# Your task
Exact reproduction of the data is required, with images excluded.

-- start --

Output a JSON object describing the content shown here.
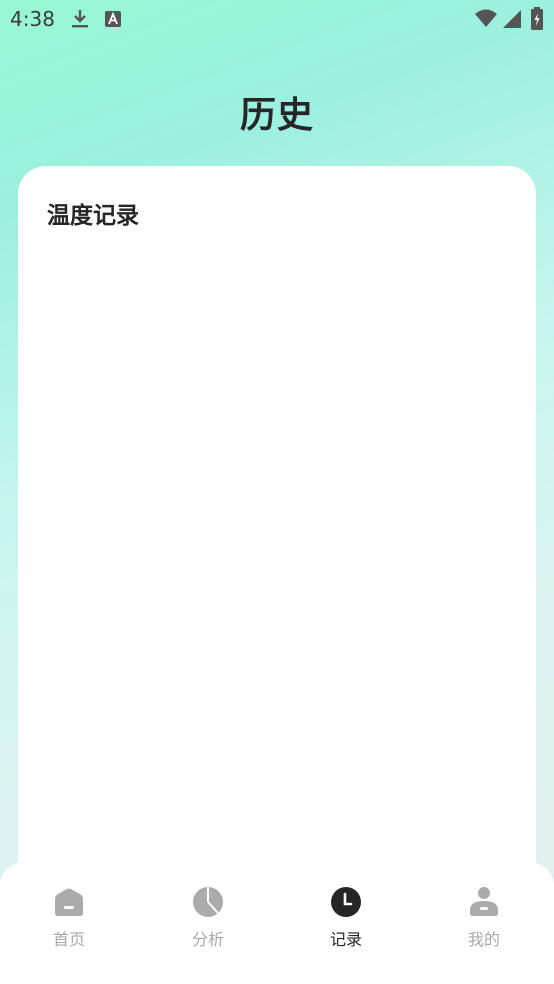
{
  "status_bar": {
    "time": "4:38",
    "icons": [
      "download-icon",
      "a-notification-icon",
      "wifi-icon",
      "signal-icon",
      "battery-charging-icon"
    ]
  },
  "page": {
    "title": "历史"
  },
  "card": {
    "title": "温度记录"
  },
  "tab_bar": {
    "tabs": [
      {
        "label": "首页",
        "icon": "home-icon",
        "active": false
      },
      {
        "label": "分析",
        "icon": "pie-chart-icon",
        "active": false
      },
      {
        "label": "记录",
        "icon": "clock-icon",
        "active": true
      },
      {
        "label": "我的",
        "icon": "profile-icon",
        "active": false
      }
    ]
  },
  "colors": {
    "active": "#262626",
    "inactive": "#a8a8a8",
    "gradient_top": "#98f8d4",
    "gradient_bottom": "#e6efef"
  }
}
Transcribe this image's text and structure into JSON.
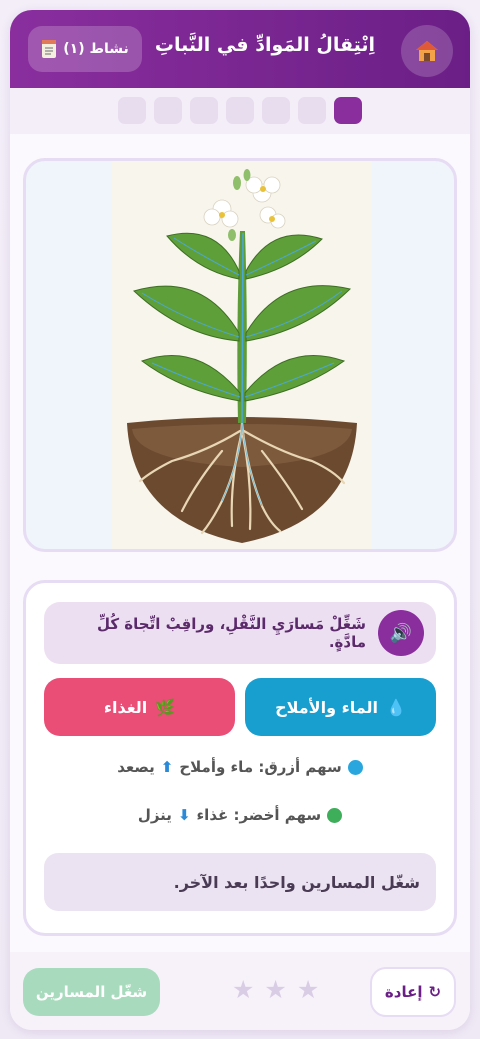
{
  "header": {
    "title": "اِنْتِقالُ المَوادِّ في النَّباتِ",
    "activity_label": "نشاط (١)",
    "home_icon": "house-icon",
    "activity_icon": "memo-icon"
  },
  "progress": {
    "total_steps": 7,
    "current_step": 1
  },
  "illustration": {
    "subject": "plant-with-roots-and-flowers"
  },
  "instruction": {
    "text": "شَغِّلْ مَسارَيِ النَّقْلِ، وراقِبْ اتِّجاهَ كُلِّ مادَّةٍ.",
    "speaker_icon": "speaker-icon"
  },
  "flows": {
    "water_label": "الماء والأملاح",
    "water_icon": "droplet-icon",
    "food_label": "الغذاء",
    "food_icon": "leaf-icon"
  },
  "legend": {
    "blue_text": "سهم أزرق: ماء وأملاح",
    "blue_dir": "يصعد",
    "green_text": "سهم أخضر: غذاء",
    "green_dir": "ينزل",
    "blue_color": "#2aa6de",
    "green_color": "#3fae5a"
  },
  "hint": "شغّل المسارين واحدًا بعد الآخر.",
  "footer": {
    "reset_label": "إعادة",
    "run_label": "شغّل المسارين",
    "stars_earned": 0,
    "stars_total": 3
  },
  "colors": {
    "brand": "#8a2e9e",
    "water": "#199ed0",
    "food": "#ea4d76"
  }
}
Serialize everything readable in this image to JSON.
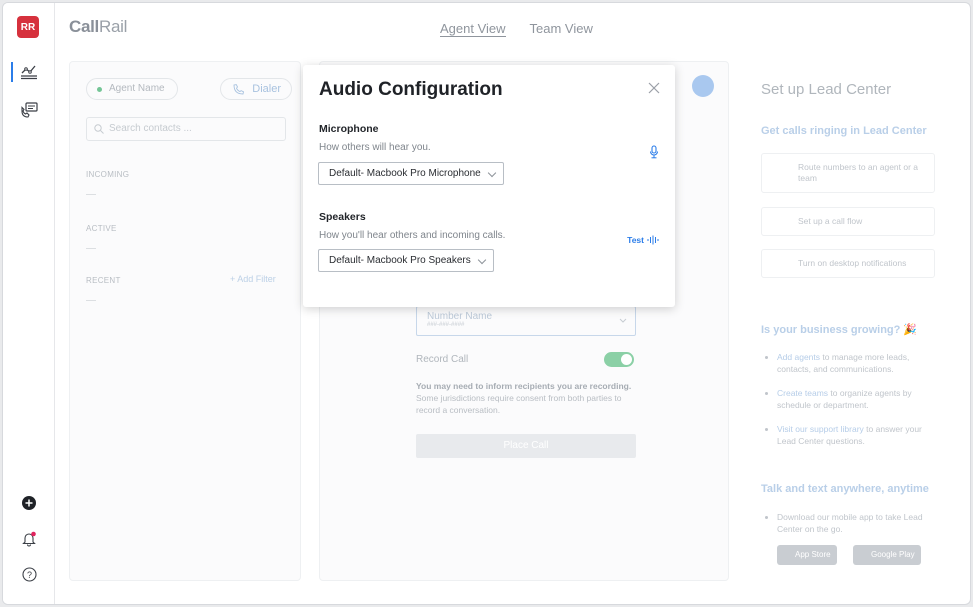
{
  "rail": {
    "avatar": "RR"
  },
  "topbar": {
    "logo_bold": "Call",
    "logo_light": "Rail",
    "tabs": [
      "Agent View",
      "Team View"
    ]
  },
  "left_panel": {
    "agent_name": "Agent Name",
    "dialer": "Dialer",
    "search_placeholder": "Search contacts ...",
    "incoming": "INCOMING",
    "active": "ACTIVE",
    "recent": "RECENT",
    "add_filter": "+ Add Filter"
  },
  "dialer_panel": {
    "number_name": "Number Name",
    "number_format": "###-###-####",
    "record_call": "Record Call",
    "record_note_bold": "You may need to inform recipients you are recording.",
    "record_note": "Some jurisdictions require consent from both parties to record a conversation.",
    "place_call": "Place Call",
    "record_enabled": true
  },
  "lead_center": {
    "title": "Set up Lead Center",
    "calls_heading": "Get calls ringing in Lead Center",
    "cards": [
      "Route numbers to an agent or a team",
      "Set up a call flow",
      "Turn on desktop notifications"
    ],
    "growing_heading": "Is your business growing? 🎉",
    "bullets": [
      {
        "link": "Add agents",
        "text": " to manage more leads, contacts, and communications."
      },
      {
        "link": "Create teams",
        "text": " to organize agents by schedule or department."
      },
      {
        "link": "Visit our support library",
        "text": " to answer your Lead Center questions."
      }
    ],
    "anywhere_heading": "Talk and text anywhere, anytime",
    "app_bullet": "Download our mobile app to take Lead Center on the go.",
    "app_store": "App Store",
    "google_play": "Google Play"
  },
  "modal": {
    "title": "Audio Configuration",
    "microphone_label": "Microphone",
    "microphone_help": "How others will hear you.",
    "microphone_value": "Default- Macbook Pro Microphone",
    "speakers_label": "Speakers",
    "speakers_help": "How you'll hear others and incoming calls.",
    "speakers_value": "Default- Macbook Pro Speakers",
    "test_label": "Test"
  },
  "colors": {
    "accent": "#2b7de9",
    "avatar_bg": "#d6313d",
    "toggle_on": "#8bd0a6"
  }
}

-- end --

# Exercise answer
Output a JSON object describing the content shown here.
{
  "status_bar": {
    "time": "4:38",
    "icons": [
      "download-icon",
      "a-notification-icon",
      "wifi-icon",
      "signal-icon",
      "battery-charging-icon"
    ]
  },
  "page": {
    "title": "历史"
  },
  "card": {
    "title": "温度记录"
  },
  "tab_bar": {
    "tabs": [
      {
        "label": "首页",
        "icon": "home-icon",
        "active": false
      },
      {
        "label": "分析",
        "icon": "pie-chart-icon",
        "active": false
      },
      {
        "label": "记录",
        "icon": "clock-icon",
        "active": true
      },
      {
        "label": "我的",
        "icon": "profile-icon",
        "active": false
      }
    ]
  },
  "colors": {
    "active": "#262626",
    "inactive": "#a8a8a8",
    "gradient_top": "#98f8d4",
    "gradient_bottom": "#e6efef"
  }
}
Transcribe this image's text and structure into JSON.
{
  "header": {
    "title": "اِنْتِقالُ المَوادِّ في النَّباتِ",
    "activity_label": "نشاط (١)",
    "home_icon": "house-icon",
    "activity_icon": "memo-icon"
  },
  "progress": {
    "total_steps": 7,
    "current_step": 1
  },
  "illustration": {
    "subject": "plant-with-roots-and-flowers"
  },
  "instruction": {
    "text": "شَغِّلْ مَسارَيِ النَّقْلِ، وراقِبْ اتِّجاهَ كُلِّ مادَّةٍ.",
    "speaker_icon": "speaker-icon"
  },
  "flows": {
    "water_label": "الماء والأملاح",
    "water_icon": "droplet-icon",
    "food_label": "الغذاء",
    "food_icon": "leaf-icon"
  },
  "legend": {
    "blue_text": "سهم أزرق: ماء وأملاح",
    "blue_dir": "يصعد",
    "green_text": "سهم أخضر: غذاء",
    "green_dir": "ينزل",
    "blue_color": "#2aa6de",
    "green_color": "#3fae5a"
  },
  "hint": "شغّل المسارين واحدًا بعد الآخر.",
  "footer": {
    "reset_label": "إعادة",
    "run_label": "شغّل المسارين",
    "stars_earned": 0,
    "stars_total": 3
  },
  "colors": {
    "brand": "#8a2e9e",
    "water": "#199ed0",
    "food": "#ea4d76"
  }
}
Serialize everything readable in this image to JSON.
{
  "rail": {
    "avatar": "RR"
  },
  "topbar": {
    "logo_bold": "Call",
    "logo_light": "Rail",
    "tabs": [
      "Agent View",
      "Team View"
    ]
  },
  "left_panel": {
    "agent_name": "Agent Name",
    "dialer": "Dialer",
    "search_placeholder": "Search contacts ...",
    "incoming": "INCOMING",
    "active": "ACTIVE",
    "recent": "RECENT",
    "add_filter": "+ Add Filter"
  },
  "dialer_panel": {
    "number_name": "Number Name",
    "number_format": "###-###-####",
    "record_call": "Record Call",
    "record_note_bold": "You may need to inform recipients you are recording.",
    "record_note": "Some jurisdictions require consent from both parties to record a conversation.",
    "place_call": "Place Call",
    "record_enabled": true
  },
  "lead_center": {
    "title": "Set up Lead Center",
    "calls_heading": "Get calls ringing in Lead Center",
    "cards": [
      "Route numbers to an agent or a team",
      "Set up a call flow",
      "Turn on desktop notifications"
    ],
    "growing_heading": "Is your business growing? 🎉",
    "bullets": [
      {
        "link": "Add agents",
        "text": " to manage more leads, contacts, and communications."
      },
      {
        "link": "Create teams",
        "text": " to organize agents by schedule or department."
      },
      {
        "link": "Visit our support library",
        "text": " to answer your Lead Center questions."
      }
    ],
    "anywhere_heading": "Talk and text anywhere, anytime",
    "app_bullet": "Download our mobile app to take Lead Center on the go.",
    "app_store": "App Store",
    "google_play": "Google Play"
  },
  "modal": {
    "title": "Audio Configuration",
    "microphone_label": "Microphone",
    "microphone_help": "How others will hear you.",
    "microphone_value": "Default- Macbook Pro Microphone",
    "speakers_label": "Speakers",
    "speakers_help": "How you'll hear others and incoming calls.",
    "speakers_value": "Default- Macbook Pro Speakers",
    "test_label": "Test"
  },
  "colors": {
    "accent": "#2b7de9",
    "avatar_bg": "#d6313d",
    "toggle_on": "#8bd0a6"
  }
}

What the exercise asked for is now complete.